→ **THE TASK**
Filter this material down to the lines that hold "פוקוס", copying each one.

(Dataset rows)
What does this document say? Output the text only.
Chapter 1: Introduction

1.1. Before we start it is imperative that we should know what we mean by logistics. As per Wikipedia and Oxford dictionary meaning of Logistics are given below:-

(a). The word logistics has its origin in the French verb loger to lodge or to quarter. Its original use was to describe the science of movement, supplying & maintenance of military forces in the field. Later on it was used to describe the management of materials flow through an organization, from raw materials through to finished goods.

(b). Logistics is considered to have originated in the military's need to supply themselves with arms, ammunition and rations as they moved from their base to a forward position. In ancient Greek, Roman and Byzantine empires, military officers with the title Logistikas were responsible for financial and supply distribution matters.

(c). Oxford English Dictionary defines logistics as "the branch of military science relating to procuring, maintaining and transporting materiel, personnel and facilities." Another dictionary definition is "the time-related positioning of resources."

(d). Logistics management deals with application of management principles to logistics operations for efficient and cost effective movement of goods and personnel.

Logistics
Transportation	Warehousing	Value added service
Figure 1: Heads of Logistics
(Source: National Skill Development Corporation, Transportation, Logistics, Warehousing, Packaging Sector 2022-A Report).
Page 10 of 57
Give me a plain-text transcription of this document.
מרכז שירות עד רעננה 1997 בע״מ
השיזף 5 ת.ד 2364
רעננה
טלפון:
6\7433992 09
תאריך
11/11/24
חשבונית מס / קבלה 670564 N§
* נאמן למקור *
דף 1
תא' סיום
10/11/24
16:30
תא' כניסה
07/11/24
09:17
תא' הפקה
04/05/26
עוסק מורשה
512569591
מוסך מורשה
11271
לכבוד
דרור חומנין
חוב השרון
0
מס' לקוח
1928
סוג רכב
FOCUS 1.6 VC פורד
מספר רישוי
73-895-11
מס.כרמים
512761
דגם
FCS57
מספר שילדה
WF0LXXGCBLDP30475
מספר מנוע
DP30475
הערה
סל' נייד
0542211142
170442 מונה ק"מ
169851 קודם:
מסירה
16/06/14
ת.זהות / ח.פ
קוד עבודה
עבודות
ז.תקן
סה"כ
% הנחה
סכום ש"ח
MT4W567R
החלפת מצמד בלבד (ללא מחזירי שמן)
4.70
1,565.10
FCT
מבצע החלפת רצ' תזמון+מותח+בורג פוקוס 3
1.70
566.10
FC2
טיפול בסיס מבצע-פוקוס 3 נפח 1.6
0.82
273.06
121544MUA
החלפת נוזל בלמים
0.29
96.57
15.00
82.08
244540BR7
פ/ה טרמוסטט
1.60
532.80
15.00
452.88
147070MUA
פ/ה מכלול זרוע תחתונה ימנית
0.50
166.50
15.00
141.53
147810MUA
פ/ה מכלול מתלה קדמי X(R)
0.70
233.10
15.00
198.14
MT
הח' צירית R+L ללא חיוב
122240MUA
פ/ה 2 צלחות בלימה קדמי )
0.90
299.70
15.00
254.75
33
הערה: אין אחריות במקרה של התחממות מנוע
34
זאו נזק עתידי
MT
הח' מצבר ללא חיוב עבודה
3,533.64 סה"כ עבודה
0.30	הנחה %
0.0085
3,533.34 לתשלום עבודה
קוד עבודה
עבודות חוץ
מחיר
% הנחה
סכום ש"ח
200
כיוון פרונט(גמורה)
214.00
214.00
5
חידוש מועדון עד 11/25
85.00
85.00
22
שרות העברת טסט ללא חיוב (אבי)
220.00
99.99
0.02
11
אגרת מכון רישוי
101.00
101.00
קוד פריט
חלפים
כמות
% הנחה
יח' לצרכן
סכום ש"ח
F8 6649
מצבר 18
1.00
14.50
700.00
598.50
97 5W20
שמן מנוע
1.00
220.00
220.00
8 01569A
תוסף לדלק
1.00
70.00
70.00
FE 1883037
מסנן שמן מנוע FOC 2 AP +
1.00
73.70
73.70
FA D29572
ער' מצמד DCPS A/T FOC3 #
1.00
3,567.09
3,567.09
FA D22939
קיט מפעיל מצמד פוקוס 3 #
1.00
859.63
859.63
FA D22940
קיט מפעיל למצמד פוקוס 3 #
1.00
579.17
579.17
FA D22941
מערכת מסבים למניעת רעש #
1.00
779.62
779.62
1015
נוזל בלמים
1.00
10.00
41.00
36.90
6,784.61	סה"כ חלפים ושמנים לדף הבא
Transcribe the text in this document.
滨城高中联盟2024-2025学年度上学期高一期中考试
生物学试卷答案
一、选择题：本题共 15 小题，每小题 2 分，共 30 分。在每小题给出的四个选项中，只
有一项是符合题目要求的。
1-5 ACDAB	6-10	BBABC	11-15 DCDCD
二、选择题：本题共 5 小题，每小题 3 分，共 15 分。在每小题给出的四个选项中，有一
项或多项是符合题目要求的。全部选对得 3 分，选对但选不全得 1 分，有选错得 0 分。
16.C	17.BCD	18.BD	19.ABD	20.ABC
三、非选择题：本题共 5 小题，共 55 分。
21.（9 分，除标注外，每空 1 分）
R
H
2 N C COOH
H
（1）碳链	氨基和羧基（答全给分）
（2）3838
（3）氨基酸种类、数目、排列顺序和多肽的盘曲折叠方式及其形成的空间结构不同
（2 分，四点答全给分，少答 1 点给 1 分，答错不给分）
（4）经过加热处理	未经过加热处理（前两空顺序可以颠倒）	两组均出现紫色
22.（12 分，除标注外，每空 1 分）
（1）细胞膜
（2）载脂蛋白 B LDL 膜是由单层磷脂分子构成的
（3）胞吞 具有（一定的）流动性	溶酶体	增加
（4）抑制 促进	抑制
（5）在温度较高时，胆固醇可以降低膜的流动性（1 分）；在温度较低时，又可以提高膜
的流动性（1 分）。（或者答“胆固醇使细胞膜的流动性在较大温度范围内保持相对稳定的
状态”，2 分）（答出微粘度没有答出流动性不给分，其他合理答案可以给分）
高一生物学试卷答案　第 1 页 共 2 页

→ **SOLUTION FOR THIS EXERCISE**
מבצע החלפת רצ' תזמון+מותח+בורג פוקוס 3
טיפול בסיס מבצע-פוקוס 3 נפח 1.6
קיט מפעיל מצמד פוקוס 3 #
קיט מפעיל למצמד פוקוס 3 #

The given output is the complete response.